JOB>
Find the lines with "color" in them and copy them out.

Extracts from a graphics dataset
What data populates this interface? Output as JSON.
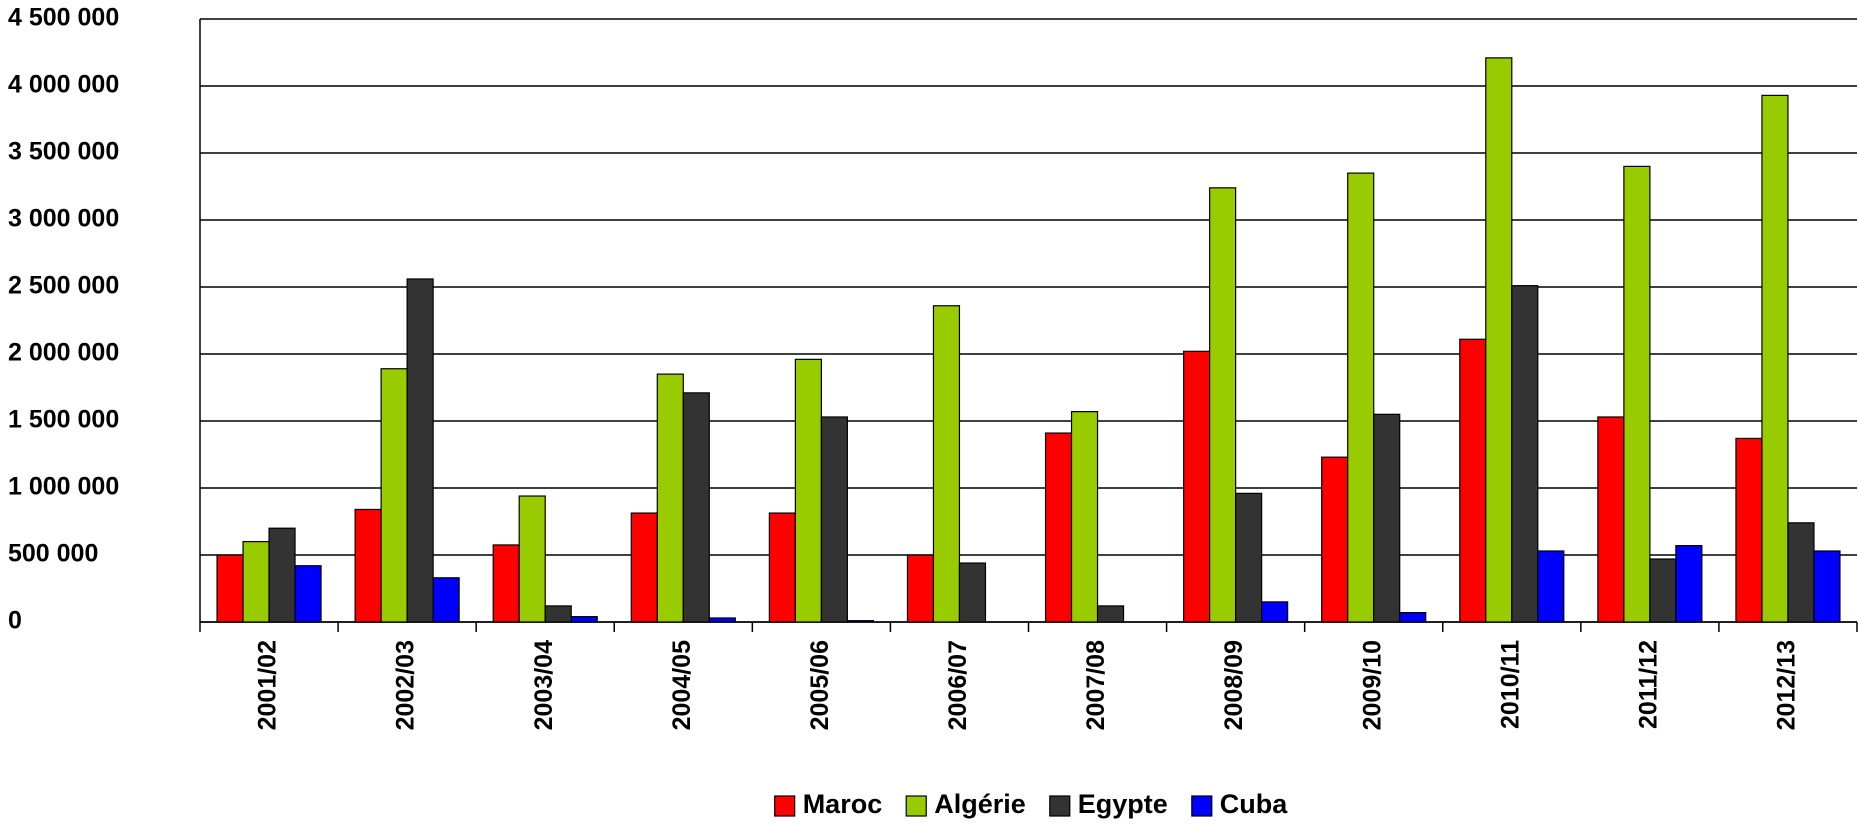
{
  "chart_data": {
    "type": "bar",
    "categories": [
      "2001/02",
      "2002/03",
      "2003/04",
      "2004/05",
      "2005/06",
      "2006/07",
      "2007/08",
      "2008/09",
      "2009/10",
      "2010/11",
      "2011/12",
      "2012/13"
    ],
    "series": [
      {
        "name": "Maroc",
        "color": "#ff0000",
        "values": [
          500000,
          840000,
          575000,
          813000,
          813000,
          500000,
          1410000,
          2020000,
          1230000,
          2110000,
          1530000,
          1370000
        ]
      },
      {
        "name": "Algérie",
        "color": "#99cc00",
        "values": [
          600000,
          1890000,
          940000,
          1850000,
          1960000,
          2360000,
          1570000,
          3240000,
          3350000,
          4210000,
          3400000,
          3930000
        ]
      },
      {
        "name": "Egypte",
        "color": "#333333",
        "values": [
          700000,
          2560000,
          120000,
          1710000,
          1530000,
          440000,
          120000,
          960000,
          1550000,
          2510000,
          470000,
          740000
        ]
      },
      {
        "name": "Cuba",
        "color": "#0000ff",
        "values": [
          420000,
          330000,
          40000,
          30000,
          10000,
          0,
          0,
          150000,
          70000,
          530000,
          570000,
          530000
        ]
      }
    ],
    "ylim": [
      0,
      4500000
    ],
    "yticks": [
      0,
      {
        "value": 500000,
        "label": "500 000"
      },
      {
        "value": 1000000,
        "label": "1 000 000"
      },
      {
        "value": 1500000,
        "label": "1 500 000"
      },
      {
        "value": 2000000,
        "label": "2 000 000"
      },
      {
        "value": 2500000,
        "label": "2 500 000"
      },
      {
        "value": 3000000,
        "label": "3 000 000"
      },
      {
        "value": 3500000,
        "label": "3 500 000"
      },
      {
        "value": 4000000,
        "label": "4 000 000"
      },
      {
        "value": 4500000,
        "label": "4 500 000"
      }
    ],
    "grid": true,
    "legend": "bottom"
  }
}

WRITTEN RESPONSE>
        "color": "#ff0000",
        "color": "#99cc00",
        "color": "#333333",
        "color": "#0000ff",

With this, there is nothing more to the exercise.